Information shown —
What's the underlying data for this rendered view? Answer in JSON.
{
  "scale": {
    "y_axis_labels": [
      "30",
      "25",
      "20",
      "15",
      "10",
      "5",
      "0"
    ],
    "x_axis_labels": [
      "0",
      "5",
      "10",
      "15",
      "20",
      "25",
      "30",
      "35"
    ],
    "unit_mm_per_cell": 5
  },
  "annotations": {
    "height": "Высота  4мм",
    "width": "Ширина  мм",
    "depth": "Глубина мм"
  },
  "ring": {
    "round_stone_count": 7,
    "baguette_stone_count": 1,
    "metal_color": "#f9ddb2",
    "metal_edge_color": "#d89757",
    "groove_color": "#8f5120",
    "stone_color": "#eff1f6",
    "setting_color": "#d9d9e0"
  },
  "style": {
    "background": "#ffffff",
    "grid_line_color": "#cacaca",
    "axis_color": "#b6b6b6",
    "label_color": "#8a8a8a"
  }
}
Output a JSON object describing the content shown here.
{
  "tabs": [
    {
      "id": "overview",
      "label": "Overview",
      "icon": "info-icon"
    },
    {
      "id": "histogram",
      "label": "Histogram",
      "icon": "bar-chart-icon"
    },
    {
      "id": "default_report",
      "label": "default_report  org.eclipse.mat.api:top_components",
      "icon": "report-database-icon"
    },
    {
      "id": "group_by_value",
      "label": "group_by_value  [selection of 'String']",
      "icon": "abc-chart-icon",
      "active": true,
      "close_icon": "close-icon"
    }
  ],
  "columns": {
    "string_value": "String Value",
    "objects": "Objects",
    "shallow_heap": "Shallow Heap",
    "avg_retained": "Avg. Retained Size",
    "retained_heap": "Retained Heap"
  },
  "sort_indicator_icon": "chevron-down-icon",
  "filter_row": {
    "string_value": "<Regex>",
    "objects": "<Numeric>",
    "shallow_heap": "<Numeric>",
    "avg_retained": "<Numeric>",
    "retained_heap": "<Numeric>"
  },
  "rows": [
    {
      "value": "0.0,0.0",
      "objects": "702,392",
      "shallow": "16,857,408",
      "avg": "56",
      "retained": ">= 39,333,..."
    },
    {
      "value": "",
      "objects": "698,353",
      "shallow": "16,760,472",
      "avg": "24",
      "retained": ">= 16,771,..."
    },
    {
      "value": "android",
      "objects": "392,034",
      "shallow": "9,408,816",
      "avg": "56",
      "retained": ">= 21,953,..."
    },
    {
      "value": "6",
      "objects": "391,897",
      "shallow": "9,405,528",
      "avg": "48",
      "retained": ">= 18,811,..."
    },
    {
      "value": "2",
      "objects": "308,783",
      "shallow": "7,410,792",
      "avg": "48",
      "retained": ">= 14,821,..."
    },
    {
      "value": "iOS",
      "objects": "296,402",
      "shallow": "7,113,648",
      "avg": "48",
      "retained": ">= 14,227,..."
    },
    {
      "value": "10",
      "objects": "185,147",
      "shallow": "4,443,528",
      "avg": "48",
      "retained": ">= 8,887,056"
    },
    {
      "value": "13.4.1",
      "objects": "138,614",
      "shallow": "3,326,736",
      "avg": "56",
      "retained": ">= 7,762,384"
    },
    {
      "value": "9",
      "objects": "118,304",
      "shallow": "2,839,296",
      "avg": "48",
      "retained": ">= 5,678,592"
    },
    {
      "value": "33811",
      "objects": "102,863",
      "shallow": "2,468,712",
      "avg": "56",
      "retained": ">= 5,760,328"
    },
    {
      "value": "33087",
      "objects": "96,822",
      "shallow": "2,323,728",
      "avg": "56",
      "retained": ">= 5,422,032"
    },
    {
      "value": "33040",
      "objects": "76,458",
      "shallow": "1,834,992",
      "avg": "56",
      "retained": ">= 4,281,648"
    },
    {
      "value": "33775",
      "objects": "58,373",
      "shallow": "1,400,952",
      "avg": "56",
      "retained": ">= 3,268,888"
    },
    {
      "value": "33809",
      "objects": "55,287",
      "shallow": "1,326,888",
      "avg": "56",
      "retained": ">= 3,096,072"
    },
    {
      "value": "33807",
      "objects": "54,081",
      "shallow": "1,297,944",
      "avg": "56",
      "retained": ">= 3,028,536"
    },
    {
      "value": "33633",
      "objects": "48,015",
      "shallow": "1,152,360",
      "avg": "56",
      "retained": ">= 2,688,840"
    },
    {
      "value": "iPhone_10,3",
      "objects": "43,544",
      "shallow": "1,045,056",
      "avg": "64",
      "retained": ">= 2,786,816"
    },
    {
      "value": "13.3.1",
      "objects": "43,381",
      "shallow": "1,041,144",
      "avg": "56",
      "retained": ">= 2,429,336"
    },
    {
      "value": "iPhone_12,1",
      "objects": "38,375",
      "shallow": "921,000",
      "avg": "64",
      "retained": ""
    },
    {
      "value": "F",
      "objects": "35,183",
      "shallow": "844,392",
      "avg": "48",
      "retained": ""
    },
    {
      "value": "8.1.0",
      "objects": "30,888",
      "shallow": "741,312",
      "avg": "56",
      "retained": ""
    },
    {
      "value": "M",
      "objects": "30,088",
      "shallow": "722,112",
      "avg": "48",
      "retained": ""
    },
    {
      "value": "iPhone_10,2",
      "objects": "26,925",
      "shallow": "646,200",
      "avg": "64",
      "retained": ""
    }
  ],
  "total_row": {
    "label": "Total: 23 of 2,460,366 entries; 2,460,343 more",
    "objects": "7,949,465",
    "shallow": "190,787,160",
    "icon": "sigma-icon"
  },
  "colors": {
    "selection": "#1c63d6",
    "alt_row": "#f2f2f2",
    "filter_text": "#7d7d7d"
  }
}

Task goal — Faithfully transcribe the whole of the data.

Exercise result —
What's the underlying data for this rendered view? Answer in JSON.
{
  "scale": {
    "y_axis_labels": [
      "30",
      "25",
      "20",
      "15",
      "10",
      "5",
      "0"
    ],
    "x_axis_labels": [
      "0",
      "5",
      "10",
      "15",
      "20",
      "25",
      "30",
      "35"
    ],
    "unit_mm_per_cell": 5
  },
  "annotations": {
    "height": "Высота  4мм",
    "width": "Ширина  мм",
    "depth": "Глубина мм"
  },
  "ring": {
    "round_stone_count": 7,
    "baguette_stone_count": 1,
    "metal_color": "#f9ddb2",
    "metal_edge_color": "#d89757",
    "groove_color": "#8f5120",
    "stone_color": "#eff1f6",
    "setting_color": "#d9d9e0"
  },
  "style": {
    "background": "#ffffff",
    "grid_line_color": "#cacaca",
    "axis_color": "#b6b6b6",
    "label_color": "#8a8a8a"
  }
}
Output a JSON object describing the content shown here.
{
  "tabs": [
    {
      "id": "overview",
      "label": "Overview",
      "icon": "info-icon"
    },
    {
      "id": "histogram",
      "label": "Histogram",
      "icon": "bar-chart-icon"
    },
    {
      "id": "default_report",
      "label": "default_report  org.eclipse.mat.api:top_components",
      "icon": "report-database-icon"
    },
    {
      "id": "group_by_value",
      "label": "group_by_value  [selection of 'String']",
      "icon": "abc-chart-icon",
      "active": true,
      "close_icon": "close-icon"
    }
  ],
  "columns": {
    "string_value": "String Value",
    "objects": "Objects",
    "shallow_heap": "Shallow Heap",
    "avg_retained": "Avg. Retained Size",
    "retained_heap": "Retained Heap"
  },
  "sort_indicator_icon": "chevron-down-icon",
  "filter_row": {
    "string_value": "<Regex>",
    "objects": "<Numeric>",
    "shallow_heap": "<Numeric>",
    "avg_retained": "<Numeric>",
    "retained_heap": "<Numeric>"
  },
  "rows": [
    {
      "value": "0.0,0.0",
      "objects": "702,392",
      "shallow": "16,857,408",
      "avg": "56",
      "retained": ">= 39,333,..."
    },
    {
      "value": "",
      "objects": "698,353",
      "shallow": "16,760,472",
      "avg": "24",
      "retained": ">= 16,771,..."
    },
    {
      "value": "android",
      "objects": "392,034",
      "shallow": "9,408,816",
      "avg": "56",
      "retained": ">= 21,953,..."
    },
    {
      "value": "6",
      "objects": "391,897",
      "shallow": "9,405,528",
      "avg": "48",
      "retained": ">= 18,811,..."
    },
    {
      "value": "2",
      "objects": "308,783",
      "shallow": "7,410,792",
      "avg": "48",
      "retained": ">= 14,821,..."
    },
    {
      "value": "iOS",
      "objects": "296,402",
      "shallow": "7,113,648",
      "avg": "48",
      "retained": ">= 14,227,..."
    },
    {
      "value": "10",
      "objects": "185,147",
      "shallow": "4,443,528",
      "avg": "48",
      "retained": ">= 8,887,056"
    },
    {
      "value": "13.4.1",
      "objects": "138,614",
      "shallow": "3,326,736",
      "avg": "56",
      "retained": ">= 7,762,384"
    },
    {
      "value": "9",
      "objects": "118,304",
      "shallow": "2,839,296",
      "avg": "48",
      "retained": ">= 5,678,592"
    },
    {
      "value": "33811",
      "objects": "102,863",
      "shallow": "2,468,712",
      "avg": "56",
      "retained": ">= 5,760,328"
    },
    {
      "value": "33087",
      "objects": "96,822",
      "shallow": "2,323,728",
      "avg": "56",
      "retained": ">= 5,422,032"
    },
    {
      "value": "33040",
      "objects": "76,458",
      "shallow": "1,834,992",
      "avg": "56",
      "retained": ">= 4,281,648"
    },
    {
      "value": "33775",
      "objects": "58,373",
      "shallow": "1,400,952",
      "avg": "56",
      "retained": ">= 3,268,888"
    },
    {
      "value": "33809",
      "objects": "55,287",
      "shallow": "1,326,888",
      "avg": "56",
      "retained": ">= 3,096,072"
    },
    {
      "value": "33807",
      "objects": "54,081",
      "shallow": "1,297,944",
      "avg": "56",
      "retained": ">= 3,028,536"
    },
    {
      "value": "33633",
      "objects": "48,015",
      "shallow": "1,152,360",
      "avg": "56",
      "retained": ">= 2,688,840"
    },
    {
      "value": "iPhone_10,3",
      "objects": "43,544",
      "shallow": "1,045,056",
      "avg": "64",
      "retained": ">= 2,786,816"
    },
    {
      "value": "13.3.1",
      "objects": "43,381",
      "shallow": "1,041,144",
      "avg": "56",
      "retained": ">= 2,429,336"
    },
    {
      "value": "iPhone_12,1",
      "objects": "38,375",
      "shallow": "921,000",
      "avg": "64",
      "retained": ""
    },
    {
      "value": "F",
      "objects": "35,183",
      "shallow": "844,392",
      "avg": "48",
      "retained": ""
    },
    {
      "value": "8.1.0",
      "objects": "30,888",
      "shallow": "741,312",
      "avg": "56",
      "retained": ""
    },
    {
      "value": "M",
      "objects": "30,088",
      "shallow": "722,112",
      "avg": "48",
      "retained": ""
    },
    {
      "value": "iPhone_10,2",
      "objects": "26,925",
      "shallow": "646,200",
      "avg": "64",
      "retained": ""
    }
  ],
  "total_row": {
    "label": "Total: 23 of 2,460,366 entries; 2,460,343 more",
    "objects": "7,949,465",
    "shallow": "190,787,160",
    "icon": "sigma-icon"
  },
  "colors": {
    "selection": "#1c63d6",
    "alt_row": "#f2f2f2",
    "filter_text": "#7d7d7d"
  }
}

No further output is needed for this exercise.